§ **SET EXERCISE**
Give the number of lines in the data that contain "true", and nothing more.

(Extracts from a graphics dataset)
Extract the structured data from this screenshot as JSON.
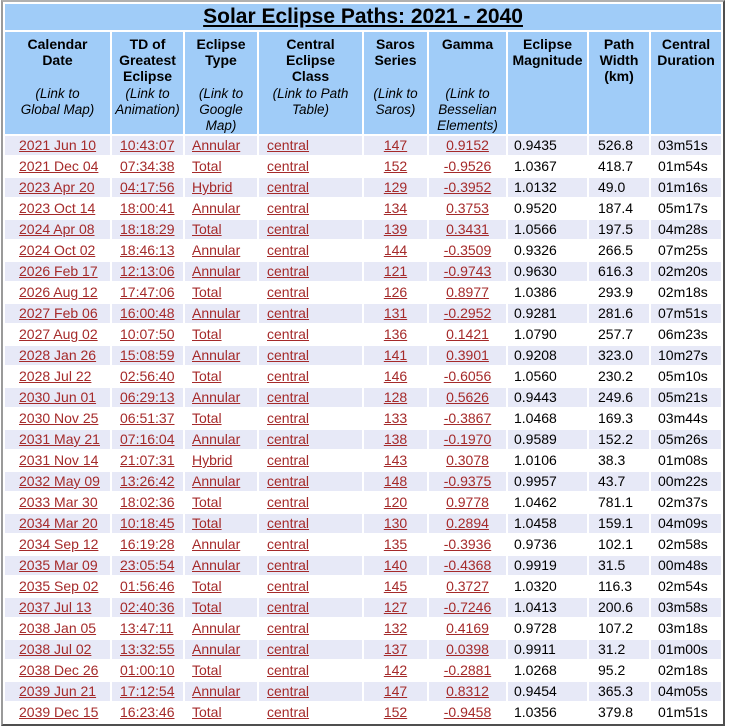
{
  "title": "Solar Eclipse Paths: 2021 - 2040",
  "columns": [
    {
      "label": "Calendar\nDate",
      "sublabel": "(Link to\nGlobal Map)"
    },
    {
      "label": "TD of\nGreatest\nEclipse",
      "sublabel": "(Link to\nAnimation)"
    },
    {
      "label": "Eclipse\nType",
      "sublabel": "(Link to\nGoogle\nMap)"
    },
    {
      "label": "Central\nEclipse\nClass",
      "sublabel": "(Link to Path\nTable)"
    },
    {
      "label": "Saros\nSeries",
      "sublabel": "(Link to\nSaros)"
    },
    {
      "label": "Gamma",
      "sublabel": "(Link to\nBesselian\nElements)"
    },
    {
      "label": "Eclipse\nMagnitude",
      "sublabel": ""
    },
    {
      "label": "Path\nWidth\n(km)",
      "sublabel": ""
    },
    {
      "label": "Central\nDuration",
      "sublabel": ""
    }
  ],
  "rows": [
    [
      "2021 Jun 10",
      "10:43:07",
      "Annular",
      "central",
      "147",
      "0.9152",
      "0.9435",
      "526.8",
      "03m51s"
    ],
    [
      "2021 Dec 04",
      "07:34:38",
      "Total",
      "central",
      "152",
      "-0.9526",
      "1.0367",
      "418.7",
      "01m54s"
    ],
    [
      "2023 Apr 20",
      "04:17:56",
      "Hybrid",
      "central",
      "129",
      "-0.3952",
      "1.0132",
      "49.0",
      "01m16s"
    ],
    [
      "2023 Oct 14",
      "18:00:41",
      "Annular",
      "central",
      "134",
      "0.3753",
      "0.9520",
      "187.4",
      "05m17s"
    ],
    [
      "2024 Apr 08",
      "18:18:29",
      "Total",
      "central",
      "139",
      "0.3431",
      "1.0566",
      "197.5",
      "04m28s"
    ],
    [
      "2024 Oct 02",
      "18:46:13",
      "Annular",
      "central",
      "144",
      "-0.3509",
      "0.9326",
      "266.5",
      "07m25s"
    ],
    [
      "2026 Feb 17",
      "12:13:06",
      "Annular",
      "central",
      "121",
      "-0.9743",
      "0.9630",
      "616.3",
      "02m20s"
    ],
    [
      "2026 Aug 12",
      "17:47:06",
      "Total",
      "central",
      "126",
      "0.8977",
      "1.0386",
      "293.9",
      "02m18s"
    ],
    [
      "2027 Feb 06",
      "16:00:48",
      "Annular",
      "central",
      "131",
      "-0.2952",
      "0.9281",
      "281.6",
      "07m51s"
    ],
    [
      "2027 Aug 02",
      "10:07:50",
      "Total",
      "central",
      "136",
      "0.1421",
      "1.0790",
      "257.7",
      "06m23s"
    ],
    [
      "2028 Jan 26",
      "15:08:59",
      "Annular",
      "central",
      "141",
      "0.3901",
      "0.9208",
      "323.0",
      "10m27s"
    ],
    [
      "2028 Jul 22",
      "02:56:40",
      "Total",
      "central",
      "146",
      "-0.6056",
      "1.0560",
      "230.2",
      "05m10s"
    ],
    [
      "2030 Jun 01",
      "06:29:13",
      "Annular",
      "central",
      "128",
      "0.5626",
      "0.9443",
      "249.6",
      "05m21s"
    ],
    [
      "2030 Nov 25",
      "06:51:37",
      "Total",
      "central",
      "133",
      "-0.3867",
      "1.0468",
      "169.3",
      "03m44s"
    ],
    [
      "2031 May 21",
      "07:16:04",
      "Annular",
      "central",
      "138",
      "-0.1970",
      "0.9589",
      "152.2",
      "05m26s"
    ],
    [
      "2031 Nov 14",
      "21:07:31",
      "Hybrid",
      "central",
      "143",
      "0.3078",
      "1.0106",
      "38.3",
      "01m08s"
    ],
    [
      "2032 May 09",
      "13:26:42",
      "Annular",
      "central",
      "148",
      "-0.9375",
      "0.9957",
      "43.7",
      "00m22s"
    ],
    [
      "2033 Mar 30",
      "18:02:36",
      "Total",
      "central",
      "120",
      "0.9778",
      "1.0462",
      "781.1",
      "02m37s"
    ],
    [
      "2034 Mar 20",
      "10:18:45",
      "Total",
      "central",
      "130",
      "0.2894",
      "1.0458",
      "159.1",
      "04m09s"
    ],
    [
      "2034 Sep 12",
      "16:19:28",
      "Annular",
      "central",
      "135",
      "-0.3936",
      "0.9736",
      "102.1",
      "02m58s"
    ],
    [
      "2035 Mar 09",
      "23:05:54",
      "Annular",
      "central",
      "140",
      "-0.4368",
      "0.9919",
      "31.5",
      "00m48s"
    ],
    [
      "2035 Sep 02",
      "01:56:46",
      "Total",
      "central",
      "145",
      "0.3727",
      "1.0320",
      "116.3",
      "02m54s"
    ],
    [
      "2037 Jul 13",
      "02:40:36",
      "Total",
      "central",
      "127",
      "-0.7246",
      "1.0413",
      "200.6",
      "03m58s"
    ],
    [
      "2038 Jan 05",
      "13:47:11",
      "Annular",
      "central",
      "132",
      "0.4169",
      "0.9728",
      "107.2",
      "03m18s"
    ],
    [
      "2038 Jul 02",
      "13:32:55",
      "Annular",
      "central",
      "137",
      "0.0398",
      "0.9911",
      "31.2",
      "01m00s"
    ],
    [
      "2038 Dec 26",
      "01:00:10",
      "Total",
      "central",
      "142",
      "-0.2881",
      "1.0268",
      "95.2",
      "02m18s"
    ],
    [
      "2039 Jun 21",
      "17:12:54",
      "Annular",
      "central",
      "147",
      "0.8312",
      "0.9454",
      "365.3",
      "04m05s"
    ],
    [
      "2039 Dec 15",
      "16:23:46",
      "Total",
      "central",
      "152",
      "-0.9458",
      "1.0356",
      "379.8",
      "01m51s"
    ]
  ],
  "colors": {
    "header_blue": "#A0CCF8",
    "row_stripe": "#E7E9F7",
    "link_red": "#A52A2A"
  }
}
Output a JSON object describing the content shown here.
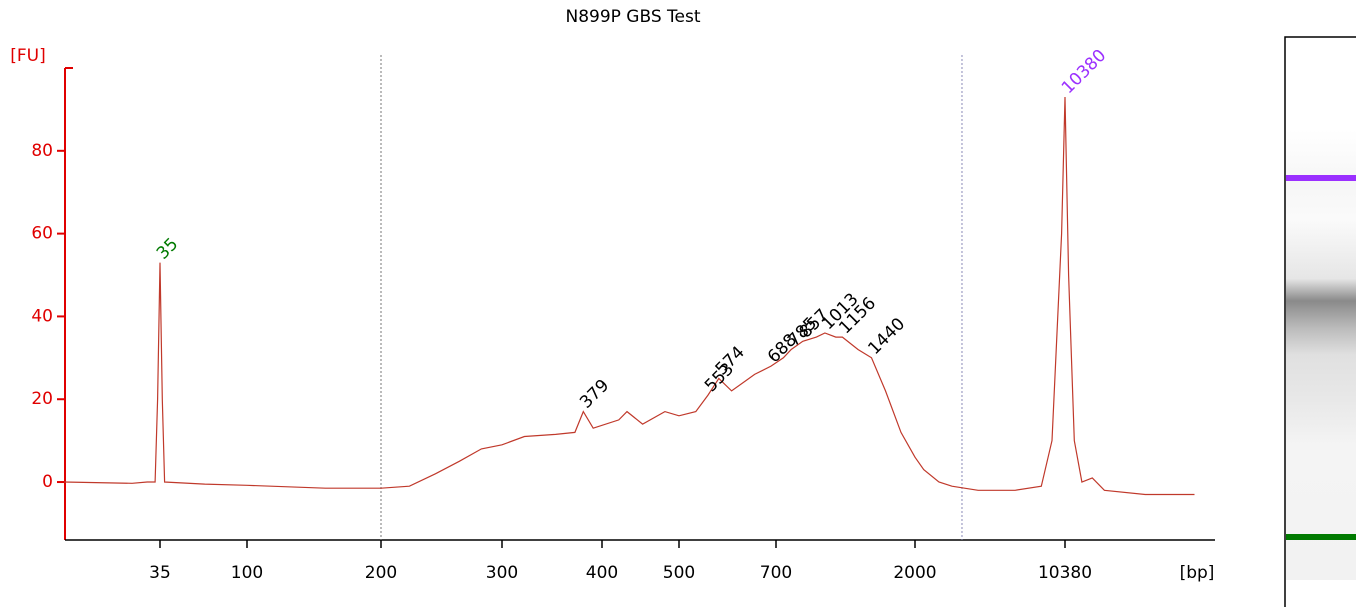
{
  "chart_data": {
    "type": "line",
    "title": "N899P GBS Test",
    "y_label": "[FU]",
    "x_label": "[bp]",
    "log_x": true,
    "color": "#c0392b",
    "axis_color": "#e00000",
    "xlim": [
      11,
      43000
    ],
    "ylim": [
      -14,
      100
    ],
    "xticks": [
      35,
      100,
      200,
      300,
      400,
      500,
      700,
      2000,
      10380
    ],
    "yticks": [
      0,
      20,
      40,
      60,
      80
    ],
    "region": [
      200,
      3350
    ],
    "x": [
      11,
      25,
      30,
      33,
      34,
      35,
      36,
      37,
      60,
      100,
      150,
      200,
      220,
      240,
      260,
      280,
      300,
      320,
      350,
      370,
      379,
      390,
      420,
      430,
      450,
      480,
      500,
      530,
      553,
      574,
      600,
      650,
      688,
      740,
      785,
      857,
      950,
      1013,
      1100,
      1156,
      1300,
      1440,
      1600,
      1800,
      2000,
      2200,
      2600,
      3000,
      4000,
      6000,
      8000,
      9000,
      10000,
      10380,
      10800,
      11500,
      12500,
      14000,
      16000,
      25000,
      43000
    ],
    "values": [
      0,
      -0.3,
      0,
      0,
      20,
      53,
      20,
      0,
      -0.5,
      -0.8,
      -1.5,
      -1.5,
      -1,
      2,
      5,
      8,
      9,
      11,
      11.5,
      12,
      17,
      13,
      15,
      17,
      14,
      17,
      16,
      17,
      21,
      25,
      22,
      26,
      28,
      30,
      32,
      34,
      35,
      36,
      35,
      35,
      32,
      30,
      22,
      12,
      6,
      3,
      0,
      -1,
      -2,
      -2,
      -1,
      10,
      60,
      93,
      50,
      10,
      0,
      1,
      -2,
      -3,
      -3
    ],
    "peaks": {
      "x": [
        35,
        379,
        553,
        574,
        688,
        785,
        857,
        1013,
        1156,
        1440,
        10380
      ],
      "values": [
        53,
        17,
        21,
        25,
        28,
        32,
        34,
        36,
        35,
        30,
        93
      ],
      "colors": [
        "#007a00",
        "#000000",
        "#000000",
        "#000000",
        "#000000",
        "#000000",
        "#000000",
        "#000000",
        "#000000",
        "#000000",
        "#9b30ff"
      ]
    }
  }
}
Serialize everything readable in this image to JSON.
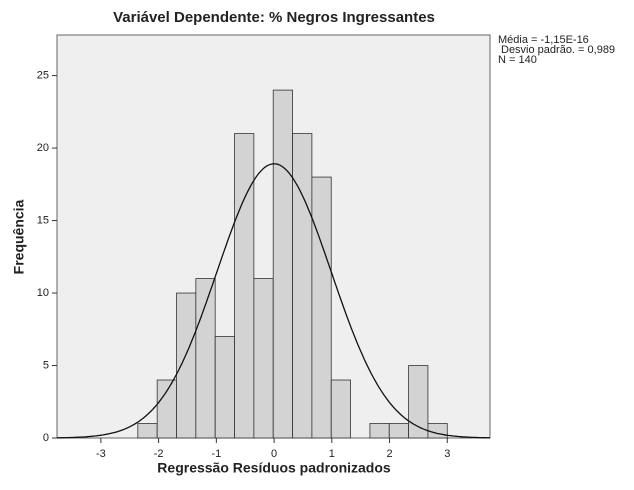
{
  "chart_data": {
    "type": "histogram",
    "title": "Variável Dependente: % Negros Ingressantes",
    "x_label": "Regressão Resíduos padronizados",
    "y_label": "Frequência",
    "bins": [
      -2.36,
      -2.025,
      -1.69,
      -1.355,
      -1.02,
      -0.685,
      -0.35,
      -0.015,
      0.32,
      0.655,
      0.99,
      1.325,
      1.66,
      1.995,
      2.33,
      2.665,
      3.0
    ],
    "values": [
      1,
      4,
      10,
      11,
      7,
      21,
      11,
      24,
      21,
      18,
      4,
      0,
      1,
      1,
      5,
      1
    ],
    "color": "#d3d3d3",
    "xlim": [
      -3.76,
      3.74
    ],
    "xticks": [
      -3,
      -2,
      -1,
      0,
      1,
      2,
      3
    ],
    "ylim": [
      0,
      27.8
    ],
    "yticks": [
      0,
      5,
      10,
      15,
      20,
      25
    ],
    "stats": [
      {
        "label": "Média = -1,15E-16",
        "value": -1.15e-16
      },
      {
        "label": "Desvio padrão. = 0,989",
        "value": 0.989
      },
      {
        "label": "N = 140",
        "value": 140
      }
    ],
    "normal_curve": true
  }
}
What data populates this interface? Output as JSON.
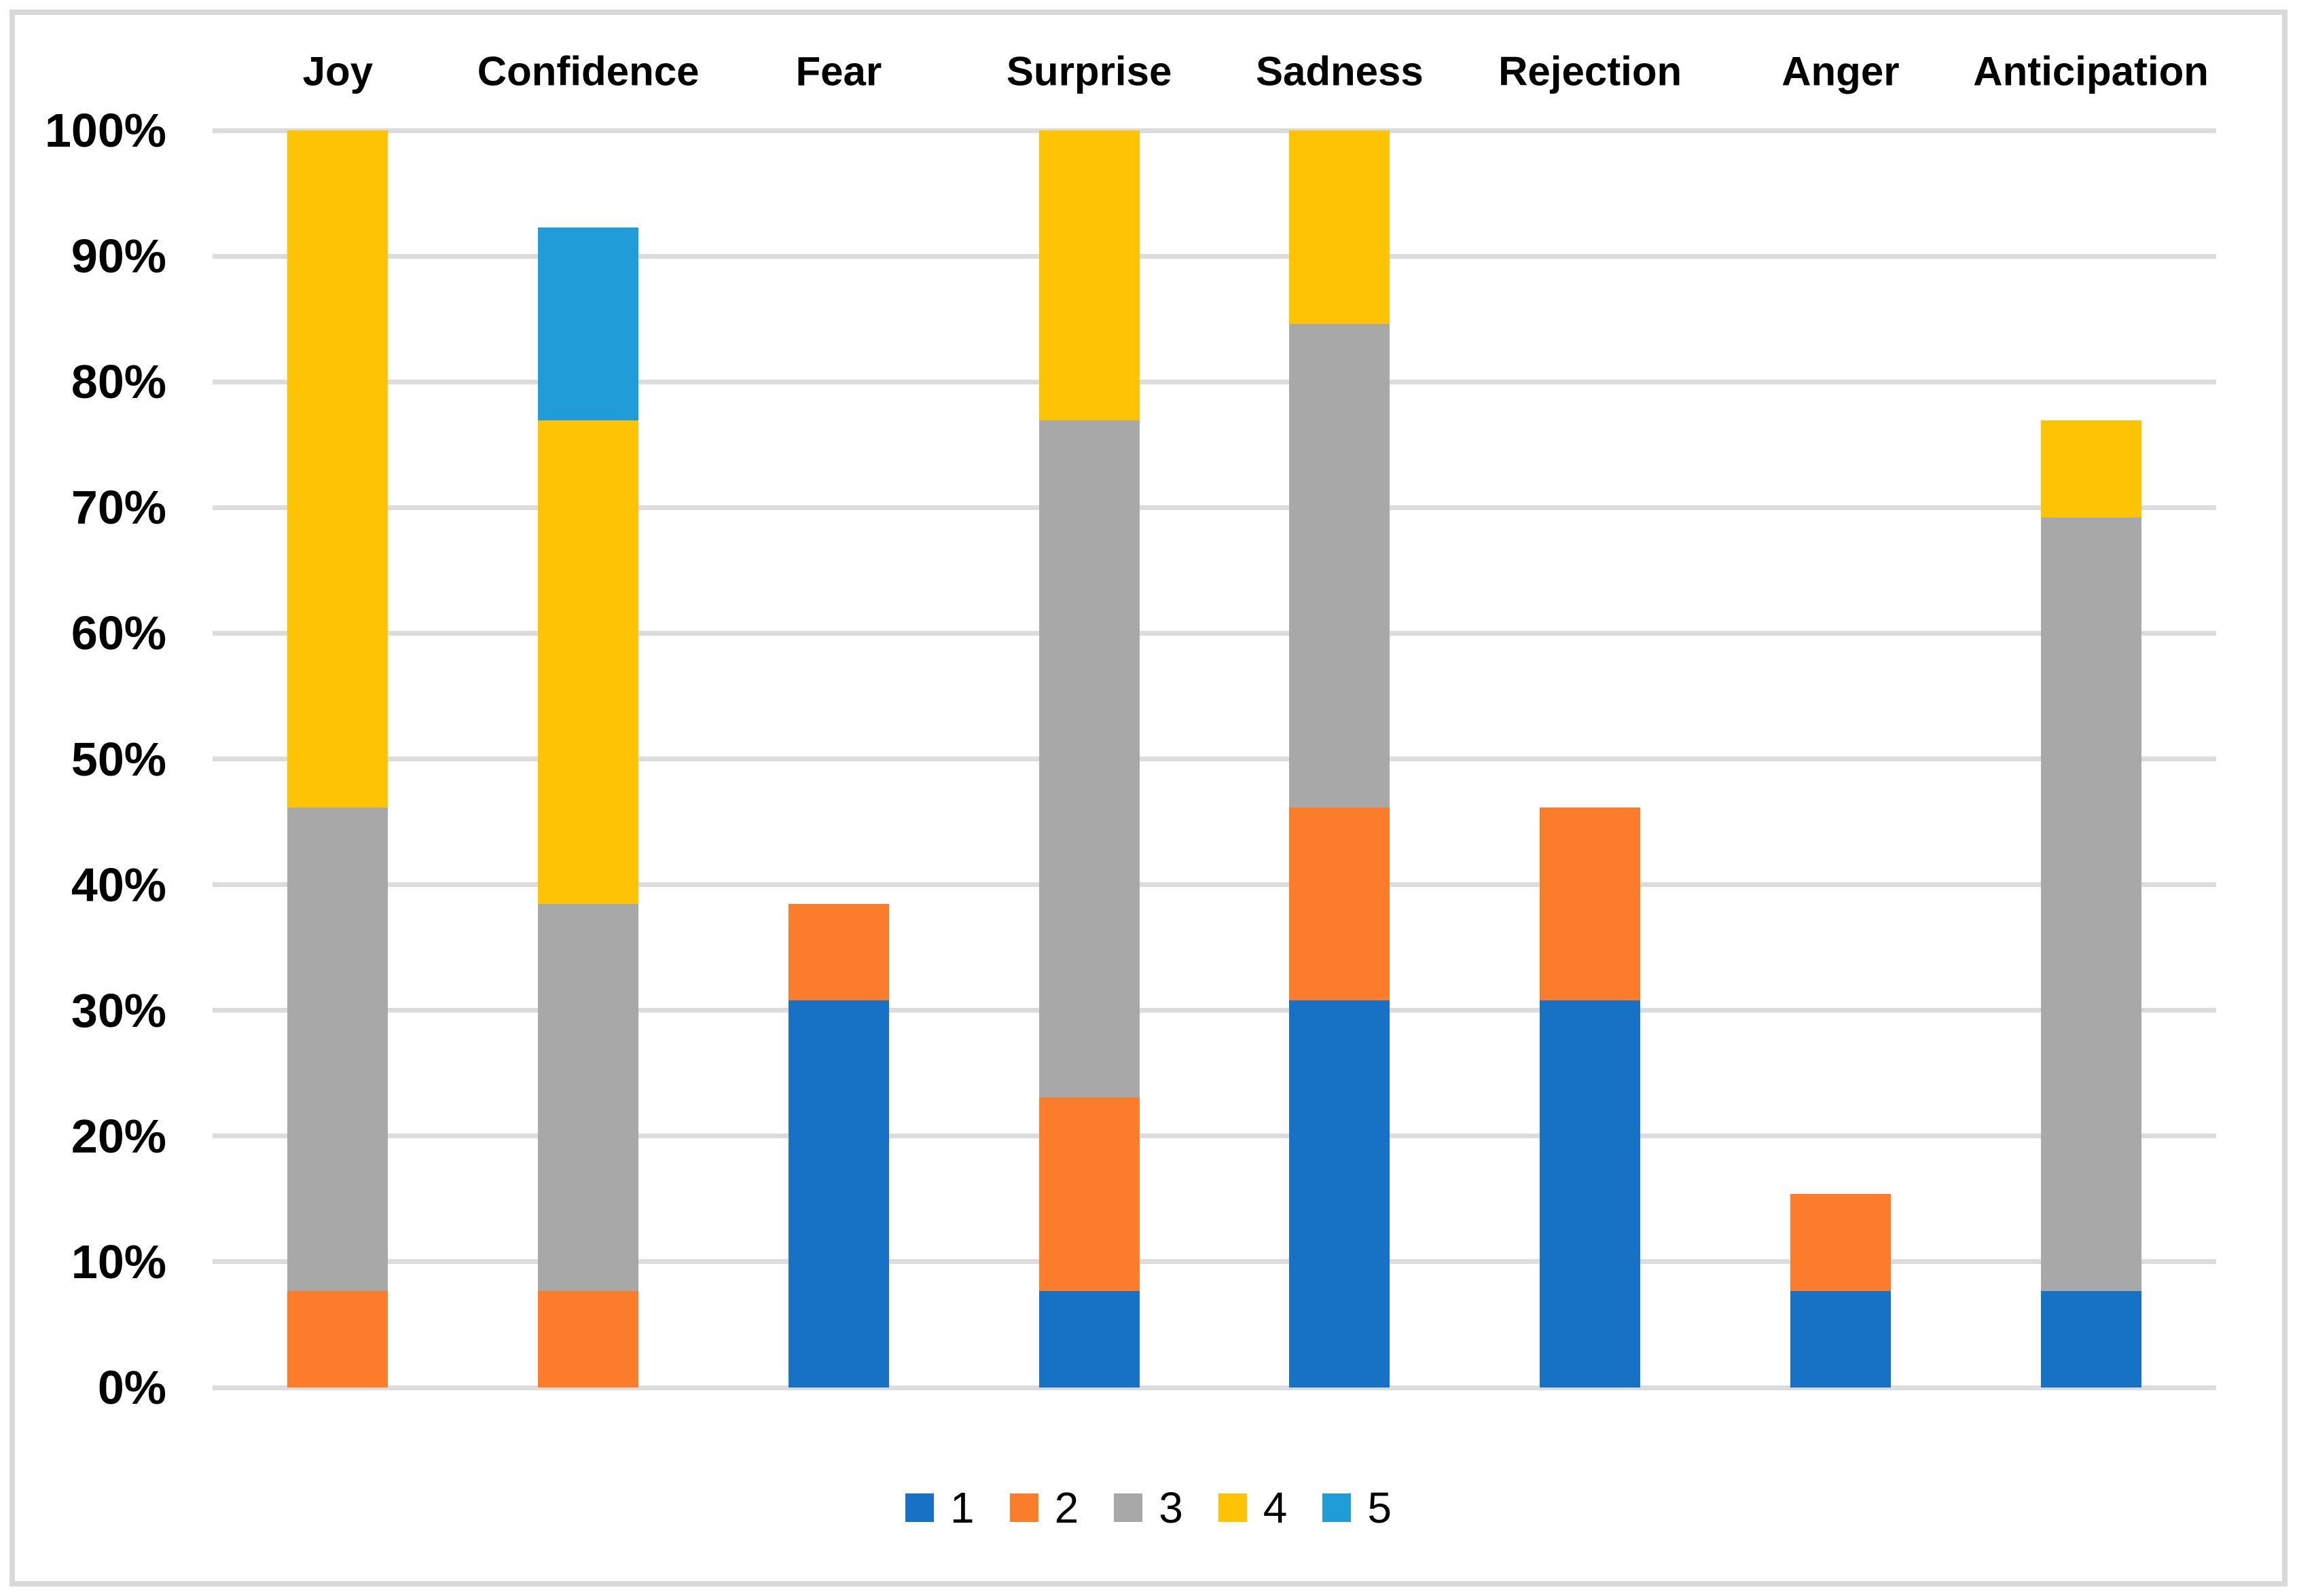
{
  "chart_data": {
    "type": "bar",
    "variant": "stacked-column-percent",
    "title": "",
    "xlabel": "",
    "ylabel": "",
    "categories": [
      "Joy",
      "Confidence",
      "Fear",
      "Surprise",
      "Sadness",
      "Rejection",
      "Anger",
      "Anticipation"
    ],
    "series": [
      {
        "name": "1",
        "color": "#1771c4",
        "values": [
          0,
          0,
          30.77,
          7.69,
          30.77,
          30.77,
          7.69,
          7.69
        ]
      },
      {
        "name": "2",
        "color": "#fb7d2c",
        "values": [
          7.69,
          7.69,
          7.69,
          15.38,
          15.38,
          15.38,
          7.69,
          0
        ]
      },
      {
        "name": "3",
        "color": "#a8a8a8",
        "values": [
          38.46,
          30.77,
          0,
          53.85,
          38.46,
          0,
          0,
          61.54
        ]
      },
      {
        "name": "4",
        "color": "#ffc305",
        "values": [
          53.85,
          38.46,
          0,
          23.08,
          15.38,
          0,
          0,
          7.69
        ]
      },
      {
        "name": "5",
        "color": "#209dd9",
        "values": [
          0,
          15.38,
          0,
          0,
          0,
          0,
          0,
          0
        ]
      }
    ],
    "stack_totals": [
      100,
      92.31,
      38.46,
      100,
      99.99,
      46.15,
      15.38,
      76.92
    ],
    "y_ticks": [
      "0%",
      "10%",
      "20%",
      "30%",
      "40%",
      "50%",
      "60%",
      "70%",
      "80%",
      "90%",
      "100%"
    ],
    "ylim": [
      0,
      100
    ],
    "grid": true,
    "legend_position": "bottom",
    "legend_entries": [
      "1",
      "2",
      "3",
      "4",
      "5"
    ],
    "colors": {
      "background": "#ffffff",
      "gridline": "#dcdcdc",
      "frame_border": "#d9d9d9",
      "text": "#000000"
    }
  }
}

§ **COMPLETE ANSWER**
3